= Exercise goal =
Your answer is a single number: how many lines hold the word "over"?

[Data records]
--*--

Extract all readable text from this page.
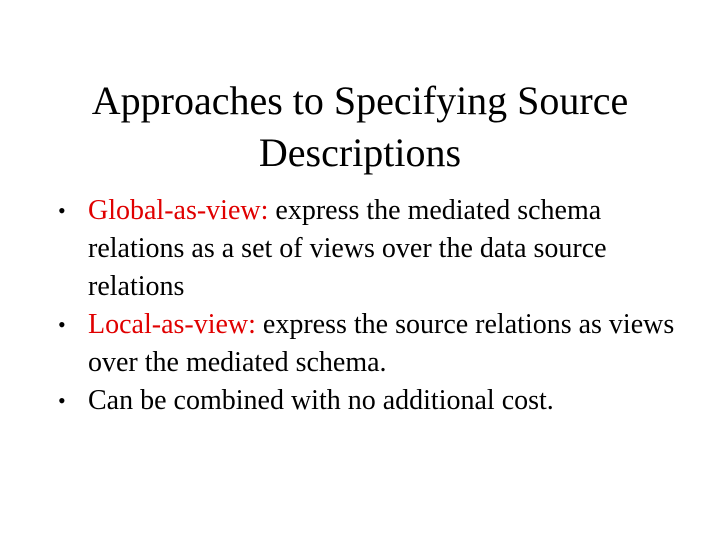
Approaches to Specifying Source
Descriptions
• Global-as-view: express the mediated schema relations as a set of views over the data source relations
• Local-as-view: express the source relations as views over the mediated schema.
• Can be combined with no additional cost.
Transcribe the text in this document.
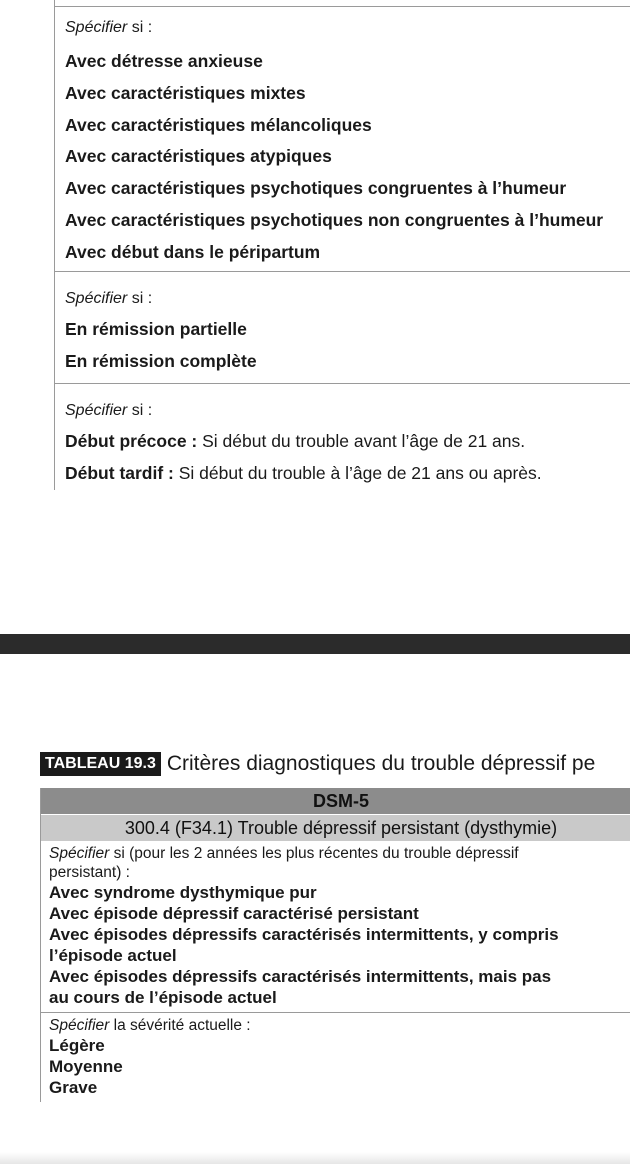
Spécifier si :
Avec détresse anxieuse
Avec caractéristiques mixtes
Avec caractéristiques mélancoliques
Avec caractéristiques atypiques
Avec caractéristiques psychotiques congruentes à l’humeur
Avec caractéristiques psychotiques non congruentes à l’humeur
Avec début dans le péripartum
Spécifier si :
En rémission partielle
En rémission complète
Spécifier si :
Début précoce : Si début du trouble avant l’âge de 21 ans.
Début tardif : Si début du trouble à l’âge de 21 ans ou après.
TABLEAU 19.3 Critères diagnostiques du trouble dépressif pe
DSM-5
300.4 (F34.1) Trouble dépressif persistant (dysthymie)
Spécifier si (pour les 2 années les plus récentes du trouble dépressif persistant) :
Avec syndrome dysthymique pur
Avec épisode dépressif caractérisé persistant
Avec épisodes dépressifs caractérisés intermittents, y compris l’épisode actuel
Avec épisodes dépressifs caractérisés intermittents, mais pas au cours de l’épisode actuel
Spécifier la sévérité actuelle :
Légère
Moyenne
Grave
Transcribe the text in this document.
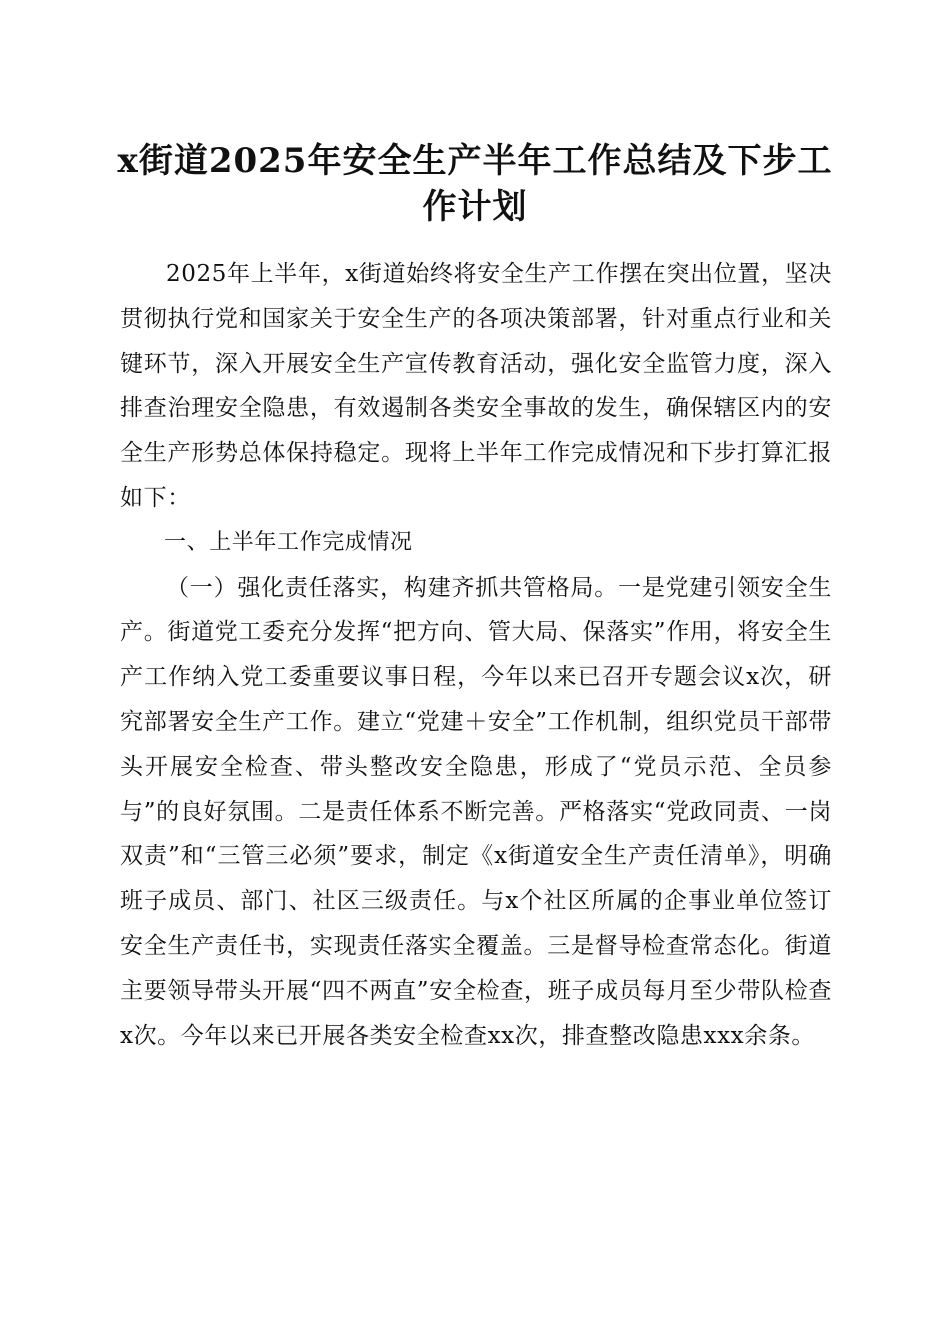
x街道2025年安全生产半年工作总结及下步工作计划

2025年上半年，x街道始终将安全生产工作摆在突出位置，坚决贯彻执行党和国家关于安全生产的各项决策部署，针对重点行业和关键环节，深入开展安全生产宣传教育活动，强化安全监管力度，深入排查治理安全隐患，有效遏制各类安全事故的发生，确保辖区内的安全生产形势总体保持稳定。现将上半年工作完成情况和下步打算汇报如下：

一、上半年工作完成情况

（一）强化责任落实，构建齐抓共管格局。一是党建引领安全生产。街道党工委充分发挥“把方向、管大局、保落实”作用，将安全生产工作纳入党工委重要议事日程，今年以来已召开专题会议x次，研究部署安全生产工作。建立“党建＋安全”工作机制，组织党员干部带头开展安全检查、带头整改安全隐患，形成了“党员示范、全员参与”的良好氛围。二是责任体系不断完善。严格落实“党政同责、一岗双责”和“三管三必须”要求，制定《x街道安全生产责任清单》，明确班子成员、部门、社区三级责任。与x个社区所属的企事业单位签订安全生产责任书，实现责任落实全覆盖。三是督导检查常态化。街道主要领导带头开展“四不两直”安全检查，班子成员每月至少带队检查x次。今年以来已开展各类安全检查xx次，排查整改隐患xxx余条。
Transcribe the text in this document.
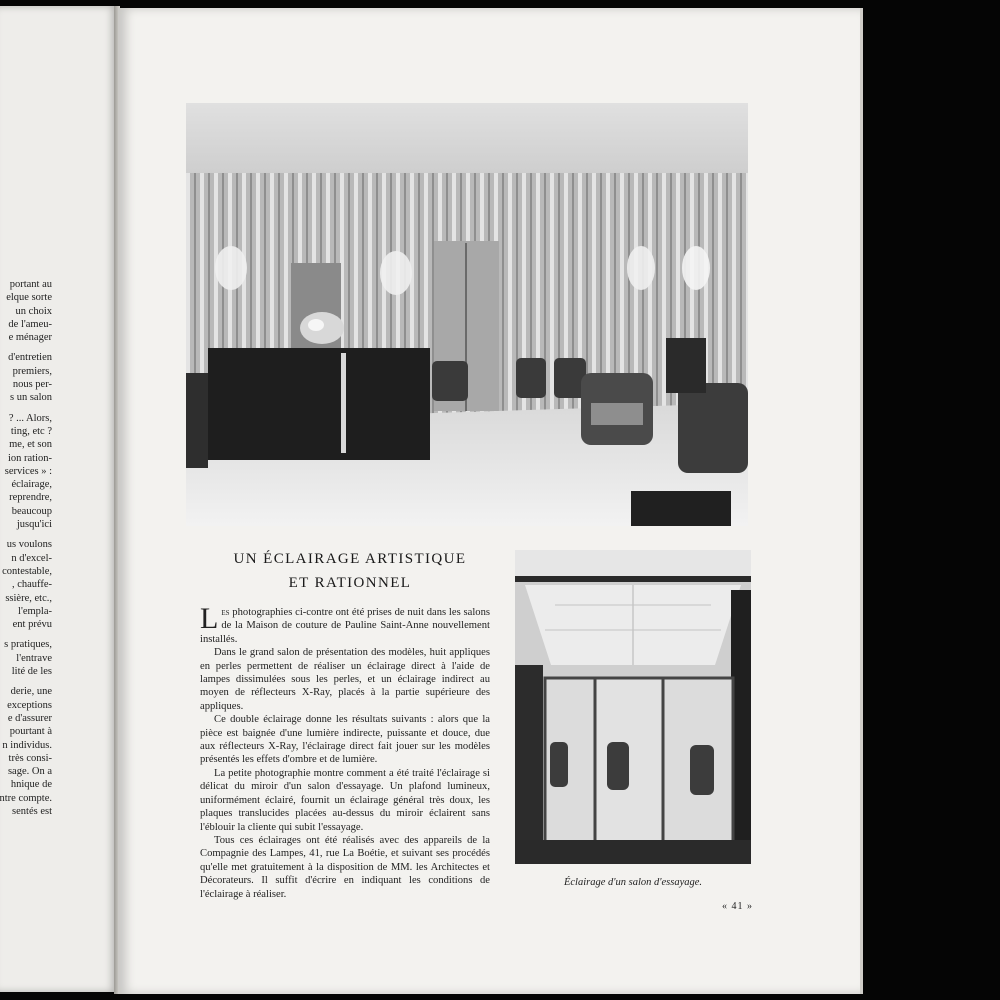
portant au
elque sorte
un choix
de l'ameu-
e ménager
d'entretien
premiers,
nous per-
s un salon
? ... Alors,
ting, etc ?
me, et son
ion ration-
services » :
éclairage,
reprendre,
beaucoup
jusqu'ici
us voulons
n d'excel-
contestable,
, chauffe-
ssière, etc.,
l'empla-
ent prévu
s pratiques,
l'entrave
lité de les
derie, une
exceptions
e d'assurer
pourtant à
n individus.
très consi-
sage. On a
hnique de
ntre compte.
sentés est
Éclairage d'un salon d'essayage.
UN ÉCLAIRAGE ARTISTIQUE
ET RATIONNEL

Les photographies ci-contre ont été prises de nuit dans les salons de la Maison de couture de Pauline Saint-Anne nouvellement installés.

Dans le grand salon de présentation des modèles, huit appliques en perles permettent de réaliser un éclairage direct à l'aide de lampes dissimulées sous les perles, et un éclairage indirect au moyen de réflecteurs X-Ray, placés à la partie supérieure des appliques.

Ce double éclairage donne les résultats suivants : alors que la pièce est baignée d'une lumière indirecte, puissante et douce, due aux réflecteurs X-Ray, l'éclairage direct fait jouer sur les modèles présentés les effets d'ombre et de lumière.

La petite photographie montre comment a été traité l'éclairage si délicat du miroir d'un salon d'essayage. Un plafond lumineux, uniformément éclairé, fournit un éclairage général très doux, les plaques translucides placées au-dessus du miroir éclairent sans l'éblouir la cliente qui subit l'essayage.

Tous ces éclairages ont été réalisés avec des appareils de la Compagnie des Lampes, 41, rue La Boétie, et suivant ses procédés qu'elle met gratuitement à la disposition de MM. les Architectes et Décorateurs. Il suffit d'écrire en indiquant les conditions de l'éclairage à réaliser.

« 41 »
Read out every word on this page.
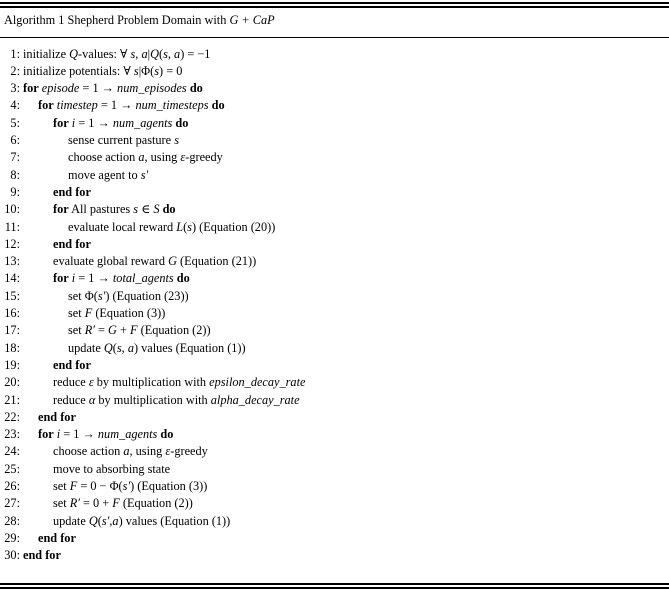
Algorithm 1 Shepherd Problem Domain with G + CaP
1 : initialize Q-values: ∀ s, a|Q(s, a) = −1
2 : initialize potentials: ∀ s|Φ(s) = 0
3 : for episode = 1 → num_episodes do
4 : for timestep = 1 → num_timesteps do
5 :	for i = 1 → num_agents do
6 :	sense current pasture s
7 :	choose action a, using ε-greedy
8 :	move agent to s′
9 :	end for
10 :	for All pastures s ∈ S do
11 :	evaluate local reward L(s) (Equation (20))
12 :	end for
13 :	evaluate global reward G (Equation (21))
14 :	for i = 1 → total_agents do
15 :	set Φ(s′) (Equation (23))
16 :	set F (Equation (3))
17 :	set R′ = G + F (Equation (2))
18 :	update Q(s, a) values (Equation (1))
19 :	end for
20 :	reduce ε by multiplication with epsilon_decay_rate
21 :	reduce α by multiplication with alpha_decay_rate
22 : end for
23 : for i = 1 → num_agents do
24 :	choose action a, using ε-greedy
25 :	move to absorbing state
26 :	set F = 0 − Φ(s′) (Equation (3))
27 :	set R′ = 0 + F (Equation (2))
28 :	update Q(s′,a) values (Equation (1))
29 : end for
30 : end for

--*--

= Expected output =
2